Task goal: Copy out all the data, word for word.

-- Start --

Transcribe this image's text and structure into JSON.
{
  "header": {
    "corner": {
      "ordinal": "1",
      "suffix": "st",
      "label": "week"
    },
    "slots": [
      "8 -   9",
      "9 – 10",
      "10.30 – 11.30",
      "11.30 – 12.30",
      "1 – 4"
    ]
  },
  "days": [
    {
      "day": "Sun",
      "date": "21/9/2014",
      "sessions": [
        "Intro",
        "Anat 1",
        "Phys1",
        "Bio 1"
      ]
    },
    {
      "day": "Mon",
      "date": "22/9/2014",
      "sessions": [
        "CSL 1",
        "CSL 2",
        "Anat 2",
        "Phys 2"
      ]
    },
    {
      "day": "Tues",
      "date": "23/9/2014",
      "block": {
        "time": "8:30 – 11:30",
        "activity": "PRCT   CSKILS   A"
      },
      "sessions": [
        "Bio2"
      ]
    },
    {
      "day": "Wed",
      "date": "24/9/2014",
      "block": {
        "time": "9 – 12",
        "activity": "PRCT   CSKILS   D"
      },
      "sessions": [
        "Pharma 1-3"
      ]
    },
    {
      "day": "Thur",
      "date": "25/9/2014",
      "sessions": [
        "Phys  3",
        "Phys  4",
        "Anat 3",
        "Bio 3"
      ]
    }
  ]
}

-- End --

Finished exercise:
Transcribe this image's text and structure into JSON.
{
  "header": {
    "corner": {
      "ordinal": "1",
      "suffix": "st",
      "label": "week"
    },
    "slots": [
      "8 -   9",
      "9 – 10",
      "10.30 – 11.30",
      "11.30 – 12.30",
      "1 – 4"
    ]
  },
  "days": [
    {
      "day": "Sun",
      "date": "21/9/2014",
      "sessions": [
        "Intro",
        "Anat 1",
        "Phys1",
        "Bio 1"
      ]
    },
    {
      "day": "Mon",
      "date": "22/9/2014",
      "sessions": [
        "CSL 1",
        "CSL 2",
        "Anat 2",
        "Phys 2"
      ]
    },
    {
      "day": "Tues",
      "date": "23/9/2014",
      "block": {
        "time": "8:30 – 11:30",
        "activity": "PRCT   CSKILS   A"
      },
      "sessions": [
        "Bio2"
      ]
    },
    {
      "day": "Wed",
      "date": "24/9/2014",
      "block": {
        "time": "9 – 12",
        "activity": "PRCT   CSKILS   D"
      },
      "sessions": [
        "Pharma 1-3"
      ]
    },
    {
      "day": "Thur",
      "date": "25/9/2014",
      "sessions": [
        "Phys  3",
        "Phys  4",
        "Anat 3",
        "Bio 3"
      ]
    }
  ]
}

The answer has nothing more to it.